→ **TEXT PASSAGE**:
++++++++++++++++++++

Re: [GENERAL] Invalid byte sequence for encoding UTF8: 0xedbebf

2011-06-17 Thread Albe Laurenz
BRUSSER Michael wrote:
 Is there a way to find the records with the text field containing
Unicode bytes 0xedbebf?
 Unfortunately this is a very old version 7.3.10

 This should work on 7.3 (according to the documentation):
 SELECT id FROM nlsdata WHERE position('\360\235\204\236'::bytea IN
val::bytea) = 1;

 Albe, thanks for pointing this out!

 I made a minor change, added decode since text cannot be cast to bytea
and tried something like this:
  SELECT id FROM myTable WHERE position('\360\235\204\236'::bytea IN
decode(myTextField, 'escape')) !=0
  ERROR:  decode: Bad input string for type bytea

Hrm. I didn't know that there was no cast from text to bytea in 7.3.

 Maybe this explains why?
 testdb=# select decode('\360\235\204\236'::text, 'escape');
 ERROR:  Unicode = 0x1 is not supported

No, that is an error on my side. I gave you the wrong byte sequence.

For 0xedbebf you should actually write '\355\276\277'. But that's no
valid UTF-8 sequence.

 but I'm not ready to give up yet...

If you know the byte sequence that causes trouble, you could also use
something like sed
to search and replace it in the dump file.

++++++++++++++++++++

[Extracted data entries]
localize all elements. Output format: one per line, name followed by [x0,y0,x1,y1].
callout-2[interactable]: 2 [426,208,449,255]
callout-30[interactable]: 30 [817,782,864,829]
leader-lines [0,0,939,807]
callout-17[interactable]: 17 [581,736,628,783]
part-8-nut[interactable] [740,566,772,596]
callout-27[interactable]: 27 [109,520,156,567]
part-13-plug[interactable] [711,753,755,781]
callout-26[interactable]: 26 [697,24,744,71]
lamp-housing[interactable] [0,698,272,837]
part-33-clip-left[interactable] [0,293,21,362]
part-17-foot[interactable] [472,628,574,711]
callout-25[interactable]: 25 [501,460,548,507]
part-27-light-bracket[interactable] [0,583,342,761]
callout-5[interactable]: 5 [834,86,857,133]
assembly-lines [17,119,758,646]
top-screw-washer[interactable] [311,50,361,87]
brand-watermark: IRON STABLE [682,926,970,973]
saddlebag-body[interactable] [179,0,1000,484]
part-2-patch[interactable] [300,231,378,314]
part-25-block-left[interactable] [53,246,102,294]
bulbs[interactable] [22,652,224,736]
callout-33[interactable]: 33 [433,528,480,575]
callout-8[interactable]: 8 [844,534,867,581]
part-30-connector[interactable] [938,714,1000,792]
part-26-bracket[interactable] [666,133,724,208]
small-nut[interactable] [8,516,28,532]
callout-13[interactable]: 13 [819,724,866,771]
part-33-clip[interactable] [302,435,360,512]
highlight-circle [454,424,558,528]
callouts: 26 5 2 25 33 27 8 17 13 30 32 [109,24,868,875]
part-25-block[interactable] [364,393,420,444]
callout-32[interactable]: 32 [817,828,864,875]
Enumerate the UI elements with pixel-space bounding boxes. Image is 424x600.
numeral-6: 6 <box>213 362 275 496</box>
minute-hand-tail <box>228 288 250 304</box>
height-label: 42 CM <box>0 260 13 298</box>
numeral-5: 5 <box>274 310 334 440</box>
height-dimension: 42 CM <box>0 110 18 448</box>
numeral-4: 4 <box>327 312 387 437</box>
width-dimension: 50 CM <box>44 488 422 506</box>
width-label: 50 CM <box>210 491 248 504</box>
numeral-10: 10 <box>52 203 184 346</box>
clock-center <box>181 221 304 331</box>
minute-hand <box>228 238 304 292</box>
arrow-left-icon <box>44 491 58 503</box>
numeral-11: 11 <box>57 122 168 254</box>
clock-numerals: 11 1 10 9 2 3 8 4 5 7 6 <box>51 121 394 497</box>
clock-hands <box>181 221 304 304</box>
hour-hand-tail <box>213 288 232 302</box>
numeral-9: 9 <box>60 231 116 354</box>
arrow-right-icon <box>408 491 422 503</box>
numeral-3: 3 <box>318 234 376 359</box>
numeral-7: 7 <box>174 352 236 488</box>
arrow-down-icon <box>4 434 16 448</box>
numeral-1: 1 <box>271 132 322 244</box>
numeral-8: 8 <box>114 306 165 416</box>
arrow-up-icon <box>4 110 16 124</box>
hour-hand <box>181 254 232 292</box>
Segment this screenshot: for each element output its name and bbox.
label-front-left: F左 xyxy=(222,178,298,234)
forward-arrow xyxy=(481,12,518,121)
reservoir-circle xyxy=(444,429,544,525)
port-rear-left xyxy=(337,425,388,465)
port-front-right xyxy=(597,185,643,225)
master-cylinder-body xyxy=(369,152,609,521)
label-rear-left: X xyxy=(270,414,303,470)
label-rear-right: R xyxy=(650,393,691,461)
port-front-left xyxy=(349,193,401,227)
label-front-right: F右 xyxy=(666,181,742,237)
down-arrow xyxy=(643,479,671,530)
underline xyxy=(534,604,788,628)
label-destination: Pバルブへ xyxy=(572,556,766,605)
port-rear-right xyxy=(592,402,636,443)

++++++++++++++++++++

→ **YOUR TASKS**:
(1) Summarize the forum thread on the invalid UTF-8 byte sequence in two sentences.
(2) Revise the rows from the beginning of the rows up to and including the line with "callout-27[interactable]: 27 [109,520,156,567]", replacing "interactable" with "clickable" and leaving everything else unchanged.

→ **RESULTS BY TASK**:
(1) Asked how to find records whose text field contains the bytes 0xedbebf in PostgreSQL 7.3.10, Albe Laurenz proposed a query using position on bytea values, but Michael Brusser's adaptation with decode produced errors. Albe Laurenz then acknowledged having supplied the wrong byte sequence, explained that 0xedbebf should be written '\355\276\277' but is not a valid UTF-8 sequence, and suggested using a tool such as sed to search and replace it in the dump file.

(2)
localize all elements. Output format: one per line, name followed by [x0,y0,x1,y1].
callout-2[clickable]: 2 [426,208,449,255]
callout-30[clickable]: 30 [817,782,864,829]
leader-lines [0,0,939,807]
callout-17[clickable]: 17 [581,736,628,783]
part-8-nut[clickable] [740,566,772,596]
callout-27[clickable]: 27 [109,520,156,567]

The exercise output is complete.